— AIM OF THE TASK —
Your task is to repeat the entries word for word while leaving out the pictures.
-.-.-
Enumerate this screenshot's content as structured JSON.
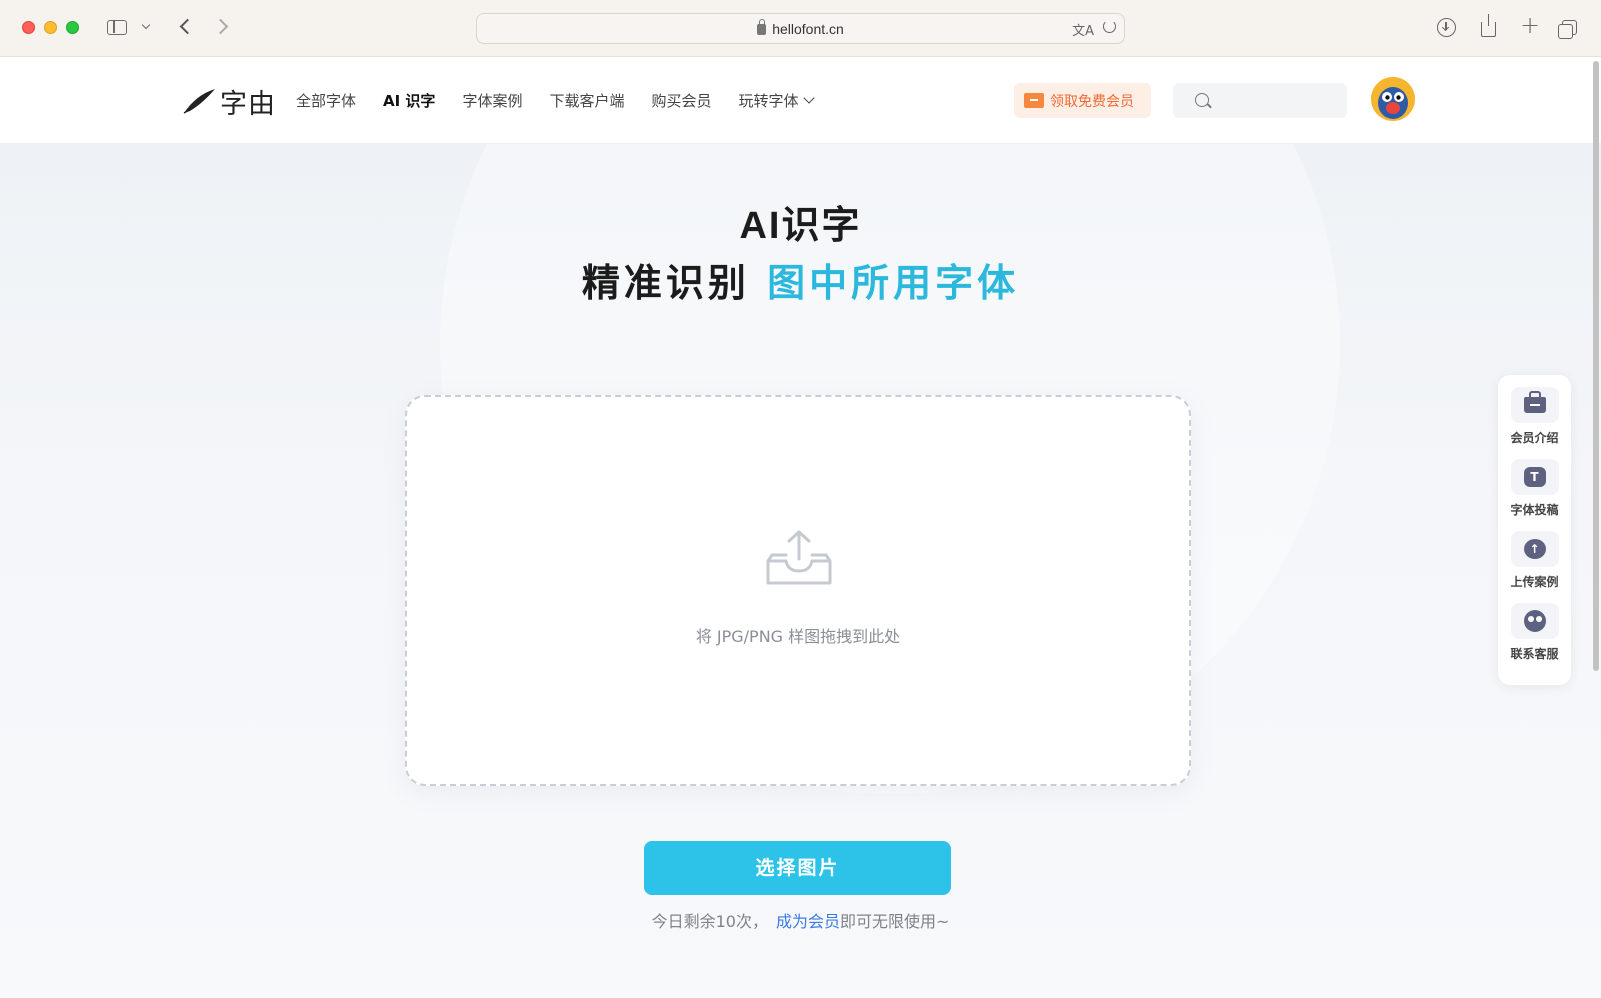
{
  "browser": {
    "url": "hellofont.cn",
    "icons": [
      "sidebar-toggle-icon",
      "chevron-down-icon",
      "back-arrow-icon",
      "forward-arrow-icon",
      "translate-icon",
      "reload-icon",
      "download-icon",
      "share-icon",
      "new-tab-icon",
      "tabs-overview-icon"
    ]
  },
  "header": {
    "logo_text": "字由",
    "nav": [
      "全部字体",
      "AI 识字",
      "字体案例",
      "下载客户端",
      "购买会员",
      "玩转字体"
    ],
    "active_nav": "AI 识字",
    "promo_label": "领取免费会员",
    "search_placeholder": ""
  },
  "hero": {
    "title": "AI识字",
    "subtitle_prefix": "精准识别",
    "subtitle_highlight": "图中所用字体",
    "drop_text": "将 JPG/PNG 样图拖拽到此处",
    "choose_button": "选择图片",
    "quota_prefix": "今日剩余10次，",
    "quota_link": "成为会员",
    "quota_suffix": "即可无限使用~"
  },
  "side_panel": {
    "items": [
      {
        "label": "会员介绍",
        "icon": "membership-icon"
      },
      {
        "label": "字体投稿",
        "icon": "font-submit-icon",
        "glyph": "T"
      },
      {
        "label": "上传案例",
        "icon": "upload-case-icon",
        "glyph": "↑"
      },
      {
        "label": "联系客服",
        "icon": "customer-service-icon"
      }
    ]
  },
  "colors": {
    "accent": "#2dc3e8",
    "highlight_text": "#2bb8dc",
    "promo": "#f06b32",
    "link": "#3c7ae8"
  }
}
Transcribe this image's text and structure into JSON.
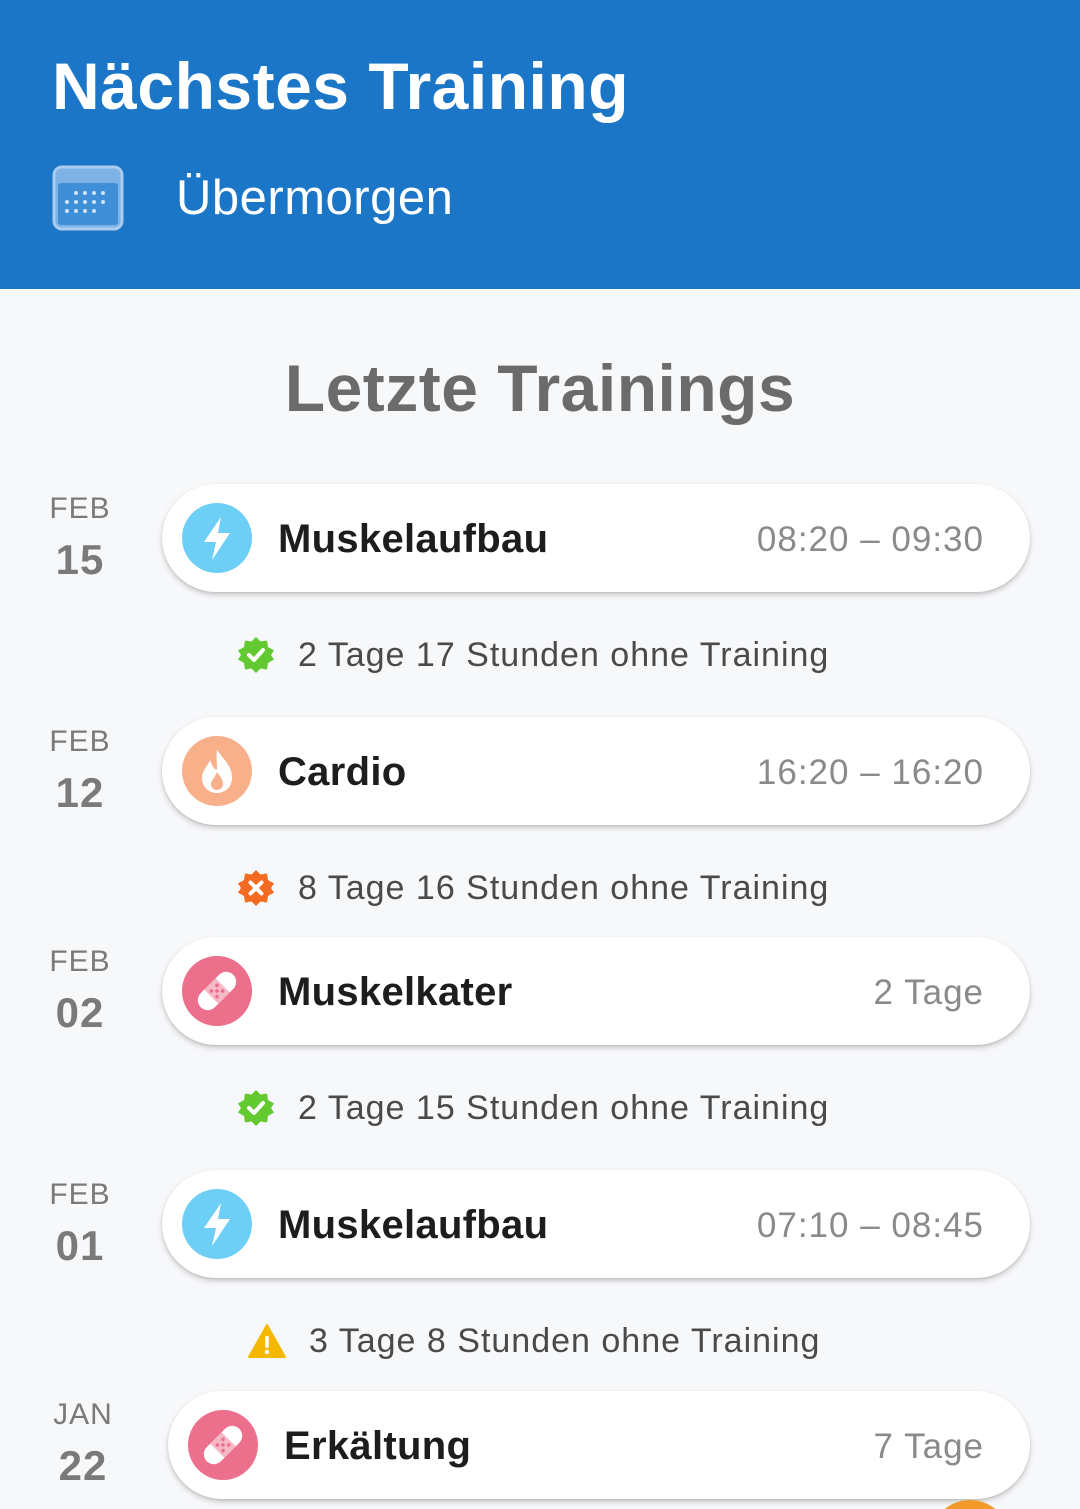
{
  "header": {
    "title": "Nächstes Training",
    "next_label": "Übermorgen",
    "icon": "calendar-icon",
    "color": "#1b76c8"
  },
  "section_title": "Letzte Trainings",
  "entries": [
    {
      "month": "FEB",
      "day": "15",
      "name": "Muskelaufbau",
      "detail": "08:20 – 09:30",
      "icon": "lightning-icon",
      "icon_color": "#6dcff6"
    },
    {
      "month": "FEB",
      "day": "12",
      "name": "Cardio",
      "detail": "16:20 – 16:20",
      "icon": "flame-icon",
      "icon_color": "#f7b08a"
    },
    {
      "month": "FEB",
      "day": "02",
      "name": "Muskelkater",
      "detail": "2 Tage",
      "icon": "bandage-icon",
      "icon_color": "#ec6f8c"
    },
    {
      "month": "FEB",
      "day": "01",
      "name": "Muskelaufbau",
      "detail": "07:10 – 08:45",
      "icon": "lightning-icon",
      "icon_color": "#6dcff6"
    },
    {
      "month": "JAN",
      "day": "22",
      "name": "Erkältung",
      "detail": "7 Tage",
      "icon": "bandage-icon",
      "icon_color": "#ec6f8c"
    }
  ],
  "gaps": [
    {
      "text": "2 Tage 17 Stunden ohne Training",
      "status": "ok",
      "icon": "check-badge-icon",
      "color": "#63c930"
    },
    {
      "text": "8 Tage 16 Stunden ohne Training",
      "status": "bad",
      "icon": "x-badge-icon",
      "color": "#f26b21"
    },
    {
      "text": "2 Tage 15 Stunden ohne Training",
      "status": "ok",
      "icon": "check-badge-icon",
      "color": "#63c930"
    },
    {
      "text": "3 Tage 8 Stunden ohne Training",
      "status": "warn",
      "icon": "warning-icon",
      "color": "#f5b800"
    }
  ]
}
-.-.-
— RIGHT ANSWER —
Enumerate this screenshot's content as structured JSON.
{
  "browser": {
    "url": "hellofont.cn",
    "icons": [
      "sidebar-toggle-icon",
      "chevron-down-icon",
      "back-arrow-icon",
      "forward-arrow-icon",
      "translate-icon",
      "reload-icon",
      "download-icon",
      "share-icon",
      "new-tab-icon",
      "tabs-overview-icon"
    ]
  },
  "header": {
    "logo_text": "字由",
    "nav": [
      "全部字体",
      "AI 识字",
      "字体案例",
      "下载客户端",
      "购买会员",
      "玩转字体"
    ],
    "active_nav": "AI 识字",
    "promo_label": "领取免费会员",
    "search_placeholder": ""
  },
  "hero": {
    "title": "AI识字",
    "subtitle_prefix": "精准识别",
    "subtitle_highlight": "图中所用字体",
    "drop_text": "将 JPG/PNG 样图拖拽到此处",
    "choose_button": "选择图片",
    "quota_prefix": "今日剩余10次，",
    "quota_link": "成为会员",
    "quota_suffix": "即可无限使用~"
  },
  "side_panel": {
    "items": [
      {
        "label": "会员介绍",
        "icon": "membership-icon"
      },
      {
        "label": "字体投稿",
        "icon": "font-submit-icon",
        "glyph": "T"
      },
      {
        "label": "上传案例",
        "icon": "upload-case-icon",
        "glyph": "↑"
      },
      {
        "label": "联系客服",
        "icon": "customer-service-icon"
      }
    ]
  },
  "colors": {
    "accent": "#2dc3e8",
    "highlight_text": "#2bb8dc",
    "promo": "#f06b32",
    "link": "#3c7ae8"
  }
}
Transcribe this image's text and structure into JSON.
{
  "header": {
    "title": "Nächstes Training",
    "next_label": "Übermorgen",
    "icon": "calendar-icon",
    "color": "#1b76c8"
  },
  "section_title": "Letzte Trainings",
  "entries": [
    {
      "month": "FEB",
      "day": "15",
      "name": "Muskelaufbau",
      "detail": "08:20 – 09:30",
      "icon": "lightning-icon",
      "icon_color": "#6dcff6"
    },
    {
      "month": "FEB",
      "day": "12",
      "name": "Cardio",
      "detail": "16:20 – 16:20",
      "icon": "flame-icon",
      "icon_color": "#f7b08a"
    },
    {
      "month": "FEB",
      "day": "02",
      "name": "Muskelkater",
      "detail": "2 Tage",
      "icon": "bandage-icon",
      "icon_color": "#ec6f8c"
    },
    {
      "month": "FEB",
      "day": "01",
      "name": "Muskelaufbau",
      "detail": "07:10 – 08:45",
      "icon": "lightning-icon",
      "icon_color": "#6dcff6"
    },
    {
      "month": "JAN",
      "day": "22",
      "name": "Erkältung",
      "detail": "7 Tage",
      "icon": "bandage-icon",
      "icon_color": "#ec6f8c"
    }
  ],
  "gaps": [
    {
      "text": "2 Tage 17 Stunden ohne Training",
      "status": "ok",
      "icon": "check-badge-icon",
      "color": "#63c930"
    },
    {
      "text": "8 Tage 16 Stunden ohne Training",
      "status": "bad",
      "icon": "x-badge-icon",
      "color": "#f26b21"
    },
    {
      "text": "2 Tage 15 Stunden ohne Training",
      "status": "ok",
      "icon": "check-badge-icon",
      "color": "#63c930"
    },
    {
      "text": "3 Tage 8 Stunden ohne Training",
      "status": "warn",
      "icon": "warning-icon",
      "color": "#f5b800"
    }
  ]
}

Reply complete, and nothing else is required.